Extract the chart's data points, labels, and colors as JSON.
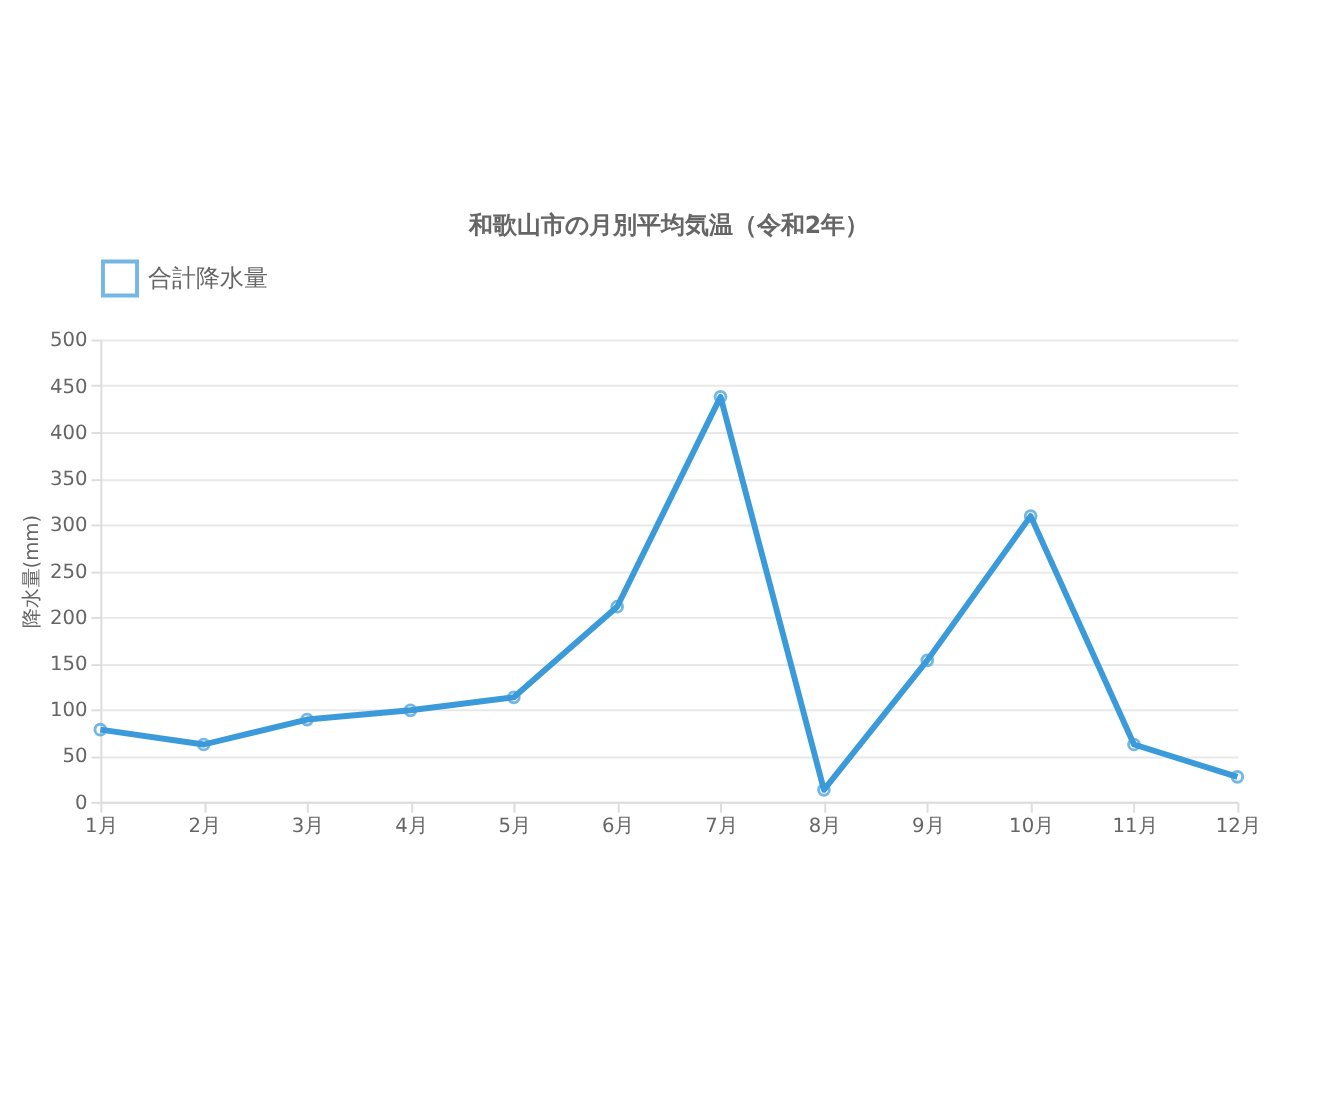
{
  "chart_data": {
    "type": "line",
    "title": "和歌山市の月別平均気温（令和2年）",
    "ylabel": "降水量(mm)",
    "categories": [
      "1月",
      "2月",
      "3月",
      "4月",
      "5月",
      "6月",
      "7月",
      "8月",
      "9月",
      "10月",
      "11月",
      "12月"
    ],
    "series": [
      {
        "name": "合計降水量",
        "color": "#3b9ad9",
        "values": [
          78,
          62,
          89,
          99,
          113,
          211,
          438,
          13,
          153,
          309,
          62,
          27
        ]
      }
    ],
    "ylim": [
      0,
      500
    ],
    "yticks": [
      0,
      50,
      100,
      150,
      200,
      250,
      300,
      350,
      400,
      450,
      500
    ],
    "grid": "y",
    "legend": "top",
    "marker": "circle",
    "line_style": "solid"
  }
}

_GIVEN EXERCISE_.
Reproduce the entries exactly. Do not carry over any picture.

_FULL SOLUTION_.
Extract the chart's data points, labels, and colors as JSON.
{
  "chart_data": {
    "type": "line",
    "title": "和歌山市の月別平均気温（令和2年）",
    "ylabel": "降水量(mm)",
    "categories": [
      "1月",
      "2月",
      "3月",
      "4月",
      "5月",
      "6月",
      "7月",
      "8月",
      "9月",
      "10月",
      "11月",
      "12月"
    ],
    "series": [
      {
        "name": "合計降水量",
        "color": "#3b9ad9",
        "values": [
          78,
          62,
          89,
          99,
          113,
          211,
          438,
          13,
          153,
          309,
          62,
          27
        ]
      }
    ],
    "ylim": [
      0,
      500
    ],
    "yticks": [
      0,
      50,
      100,
      150,
      200,
      250,
      300,
      350,
      400,
      450,
      500
    ],
    "grid": "y",
    "legend": "top",
    "marker": "circle",
    "line_style": "solid"
  }
}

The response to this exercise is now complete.